Task goal: Repeat, exactly and in full, the lines of the listing below, but without any pictures.

Information shown:
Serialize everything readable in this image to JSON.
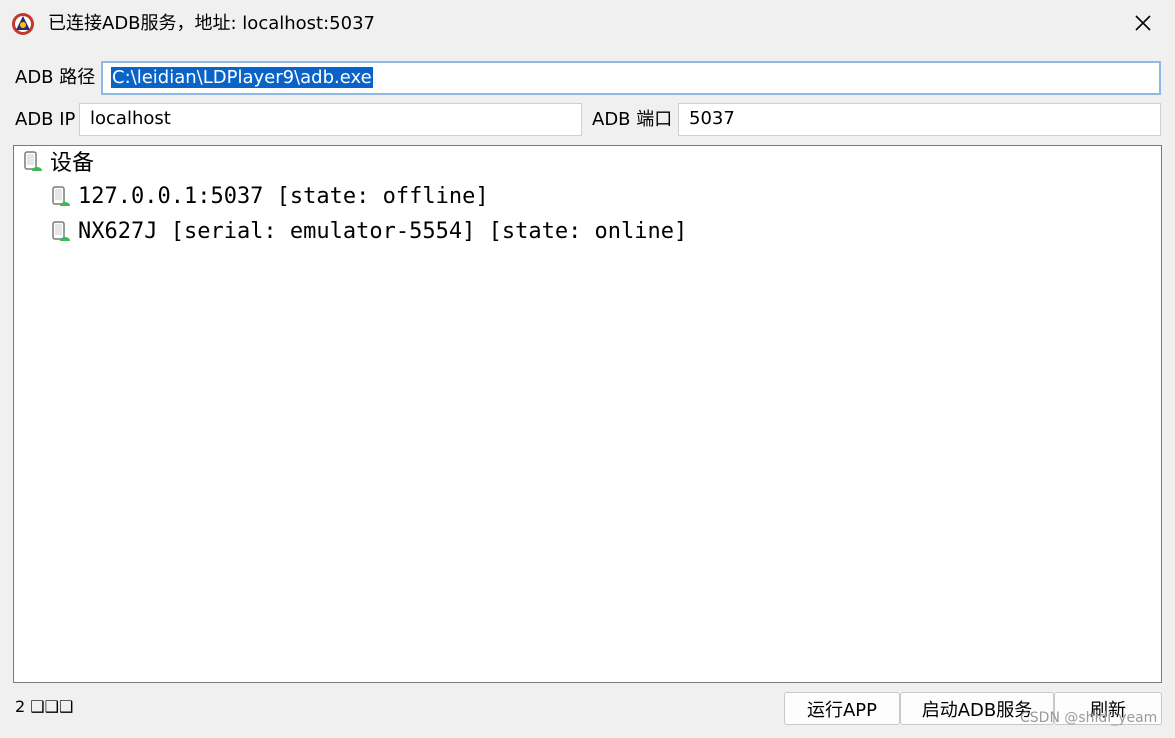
{
  "window": {
    "title": "已连接ADB服务，地址: localhost:5037"
  },
  "form": {
    "adb_path_label": "ADB 路径",
    "adb_path_value": "C:\\leidian\\LDPlayer9\\adb.exe",
    "adb_ip_label": "ADB IP",
    "adb_ip_value": "localhost",
    "adb_port_label": "ADB 端口",
    "adb_port_value": "5037"
  },
  "tree": {
    "root_label": "设备",
    "items": [
      {
        "label": "127.0.0.1:5037 [state: offline]"
      },
      {
        "label": "NX627J [serial: emulator-5554] [state: online]"
      }
    ]
  },
  "status": {
    "text": "2 ❑❑❑"
  },
  "buttons": {
    "run_app": "运行APP",
    "start_adb": "启动ADB服务",
    "refresh": "刷新"
  },
  "watermark": "CSDN @shidi_yeam",
  "colors": {
    "selection": "#0a64c8",
    "focus_border": "#8fb8e6",
    "device_icon_accent": "#3cba54"
  }
}
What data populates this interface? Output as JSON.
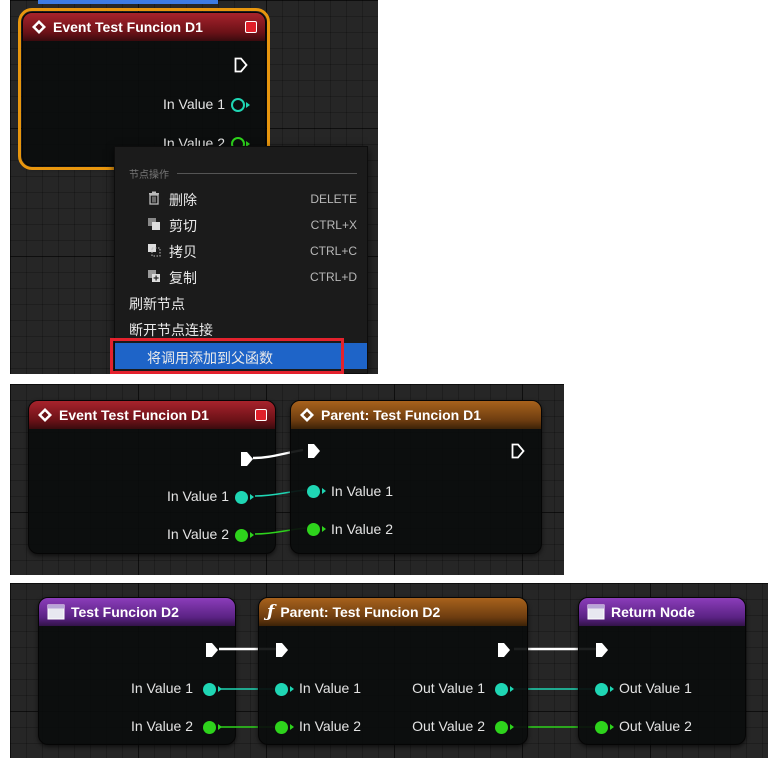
{
  "panel1": {
    "node": {
      "title": "Event Test Funcion D1",
      "pins": [
        "In Value 1",
        "In Value 2"
      ]
    },
    "menu": {
      "section": "节点操作",
      "items": [
        {
          "label": "删除",
          "shortcut": "DELETE",
          "icon": "trash-icon"
        },
        {
          "label": "剪切",
          "shortcut": "CTRL+X",
          "icon": "cut-icon"
        },
        {
          "label": "拷贝",
          "shortcut": "CTRL+C",
          "icon": "copy-icon"
        },
        {
          "label": "复制",
          "shortcut": "CTRL+D",
          "icon": "duplicate-icon"
        },
        {
          "label": "刷新节点",
          "shortcut": ""
        },
        {
          "label": "断开节点连接",
          "shortcut": ""
        },
        {
          "label": "将调用添加到父函数",
          "shortcut": "",
          "highlighted": true
        }
      ]
    }
  },
  "panel2": {
    "event_node": {
      "title": "Event Test Funcion D1",
      "pins": [
        "In Value 1",
        "In Value 2"
      ]
    },
    "parent_node": {
      "title": "Parent: Test Funcion D1",
      "pins": [
        "In Value 1",
        "In Value 2"
      ]
    }
  },
  "panel3": {
    "entry_node": {
      "title": "Test Funcion D2",
      "pins": [
        "In Value 1",
        "In Value 2"
      ]
    },
    "parent_node": {
      "title": "Parent: Test Funcion D2",
      "inputs": [
        "In Value 1",
        "In Value 2"
      ],
      "outputs": [
        "Out Value 1",
        "Out Value 2"
      ]
    },
    "return_node": {
      "title": "Return Node",
      "pins": [
        "Out Value 1",
        "Out Value 2"
      ]
    }
  },
  "colors": {
    "float_pin": "#1fd6b4",
    "int_pin": "#2ed31c",
    "selection": "#e8960e",
    "menu_highlight": "#1e64c8",
    "annotation_box": "#e3222d"
  }
}
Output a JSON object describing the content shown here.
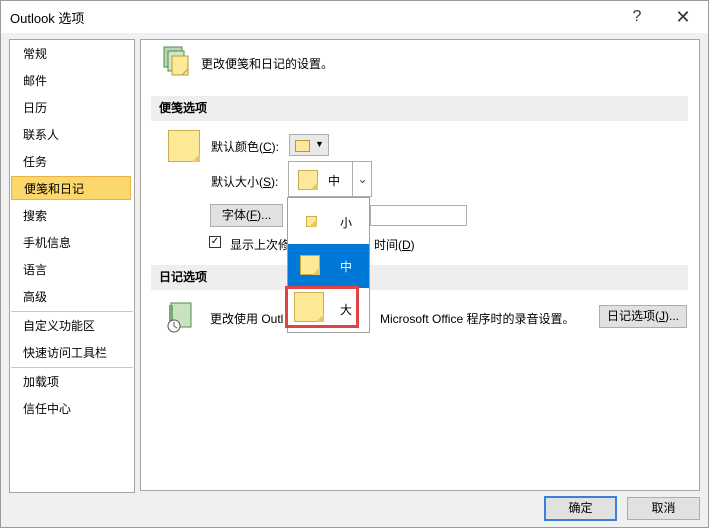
{
  "window": {
    "title": "Outlook 选项",
    "help_label": "?",
    "close_label": "✕"
  },
  "sidebar": {
    "items": [
      {
        "label": "常规"
      },
      {
        "label": "邮件"
      },
      {
        "label": "日历"
      },
      {
        "label": "联系人"
      },
      {
        "label": "任务"
      },
      {
        "label": "便笺和日记"
      },
      {
        "label": "搜索"
      },
      {
        "label": "手机信息"
      },
      {
        "label": "语言"
      },
      {
        "label": "高级"
      },
      {
        "label": "自定义功能区"
      },
      {
        "label": "快速访问工具栏"
      },
      {
        "label": "加载项"
      },
      {
        "label": "信任中心"
      }
    ],
    "selected": "便笺和日记"
  },
  "header": {
    "description": "更改便笺和日记的设置。"
  },
  "notes_section": {
    "title": "便笺选项",
    "color_label": "默认颜色(",
    "color_key": "C",
    "color_suffix": "):",
    "size_label": "默认大小(",
    "size_key": "S",
    "size_suffix": "):",
    "size_value": "中",
    "font_button": "字体(",
    "font_key": "F",
    "font_suffix": ")...",
    "show_time_label_a": "显示上次修",
    "show_time_label_b": "时间(",
    "show_time_key": "D",
    "show_time_suffix": ")",
    "show_time_checked": true
  },
  "size_dropdown": {
    "options": [
      "小",
      "中",
      "大"
    ],
    "selected": "中",
    "highlighted": "大"
  },
  "journal_section": {
    "title": "日记选项",
    "description_a": "更改使用 Outl",
    "description_b": "Microsoft Office 程序时的录音设置。",
    "button_label": "日记选项(",
    "button_key": "J",
    "button_suffix": ")..."
  },
  "footer": {
    "ok": "确定",
    "cancel": "取消"
  },
  "colors": {
    "selected_sidebar": "#fbd76c",
    "note_yellow": "#fde997",
    "dropdown_selected": "#0078d7",
    "highlight_box": "#e04343"
  }
}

Exercise response:
Serialize everything readable in this image to JSON.
{
  "window": {
    "title": "已连接ADB服务，地址: localhost:5037"
  },
  "form": {
    "adb_path_label": "ADB 路径",
    "adb_path_value": "C:\\leidian\\LDPlayer9\\adb.exe",
    "adb_ip_label": "ADB IP",
    "adb_ip_value": "localhost",
    "adb_port_label": "ADB 端口",
    "adb_port_value": "5037"
  },
  "tree": {
    "root_label": "设备",
    "items": [
      {
        "label": "127.0.0.1:5037 [state: offline]"
      },
      {
        "label": "NX627J [serial: emulator-5554] [state: online]"
      }
    ]
  },
  "status": {
    "text": "2 ❑❑❑"
  },
  "buttons": {
    "run_app": "运行APP",
    "start_adb": "启动ADB服务",
    "refresh": "刷新"
  },
  "watermark": "CSDN @shidi_yeam",
  "colors": {
    "selection": "#0a64c8",
    "focus_border": "#8fb8e6",
    "device_icon_accent": "#3cba54"
  }
}
What data populates this interface? Output as JSON.
{
  "panel1": {
    "node": {
      "title": "Event Test Funcion D1",
      "pins": [
        "In Value 1",
        "In Value 2"
      ]
    },
    "menu": {
      "section": "节点操作",
      "items": [
        {
          "label": "删除",
          "shortcut": "DELETE",
          "icon": "trash-icon"
        },
        {
          "label": "剪切",
          "shortcut": "CTRL+X",
          "icon": "cut-icon"
        },
        {
          "label": "拷贝",
          "shortcut": "CTRL+C",
          "icon": "copy-icon"
        },
        {
          "label": "复制",
          "shortcut": "CTRL+D",
          "icon": "duplicate-icon"
        },
        {
          "label": "刷新节点",
          "shortcut": ""
        },
        {
          "label": "断开节点连接",
          "shortcut": ""
        },
        {
          "label": "将调用添加到父函数",
          "shortcut": "",
          "highlighted": true
        }
      ]
    }
  },
  "panel2": {
    "event_node": {
      "title": "Event Test Funcion D1",
      "pins": [
        "In Value 1",
        "In Value 2"
      ]
    },
    "parent_node": {
      "title": "Parent: Test Funcion D1",
      "pins": [
        "In Value 1",
        "In Value 2"
      ]
    }
  },
  "panel3": {
    "entry_node": {
      "title": "Test Funcion D2",
      "pins": [
        "In Value 1",
        "In Value 2"
      ]
    },
    "parent_node": {
      "title": "Parent: Test Funcion D2",
      "inputs": [
        "In Value 1",
        "In Value 2"
      ],
      "outputs": [
        "Out Value 1",
        "Out Value 2"
      ]
    },
    "return_node": {
      "title": "Return Node",
      "pins": [
        "Out Value 1",
        "Out Value 2"
      ]
    }
  },
  "colors": {
    "float_pin": "#1fd6b4",
    "int_pin": "#2ed31c",
    "selection": "#e8960e",
    "menu_highlight": "#1e64c8",
    "annotation_box": "#e3222d"
  }
}
Output a JSON object describing the content shown here.
{
  "window": {
    "title": "Outlook 选项",
    "help_label": "?",
    "close_label": "✕"
  },
  "sidebar": {
    "items": [
      {
        "label": "常规"
      },
      {
        "label": "邮件"
      },
      {
        "label": "日历"
      },
      {
        "label": "联系人"
      },
      {
        "label": "任务"
      },
      {
        "label": "便笺和日记"
      },
      {
        "label": "搜索"
      },
      {
        "label": "手机信息"
      },
      {
        "label": "语言"
      },
      {
        "label": "高级"
      },
      {
        "label": "自定义功能区"
      },
      {
        "label": "快速访问工具栏"
      },
      {
        "label": "加载项"
      },
      {
        "label": "信任中心"
      }
    ],
    "selected": "便笺和日记"
  },
  "header": {
    "description": "更改便笺和日记的设置。"
  },
  "notes_section": {
    "title": "便笺选项",
    "color_label": "默认颜色(",
    "color_key": "C",
    "color_suffix": "):",
    "size_label": "默认大小(",
    "size_key": "S",
    "size_suffix": "):",
    "size_value": "中",
    "font_button": "字体(",
    "font_key": "F",
    "font_suffix": ")...",
    "show_time_label_a": "显示上次修",
    "show_time_label_b": "时间(",
    "show_time_key": "D",
    "show_time_suffix": ")",
    "show_time_checked": true
  },
  "size_dropdown": {
    "options": [
      "小",
      "中",
      "大"
    ],
    "selected": "中",
    "highlighted": "大"
  },
  "journal_section": {
    "title": "日记选项",
    "description_a": "更改使用 Outl",
    "description_b": "Microsoft Office 程序时的录音设置。",
    "button_label": "日记选项(",
    "button_key": "J",
    "button_suffix": ")..."
  },
  "footer": {
    "ok": "确定",
    "cancel": "取消"
  },
  "colors": {
    "selected_sidebar": "#fbd76c",
    "note_yellow": "#fde997",
    "dropdown_selected": "#0078d7",
    "highlight_box": "#e04343"
  }
}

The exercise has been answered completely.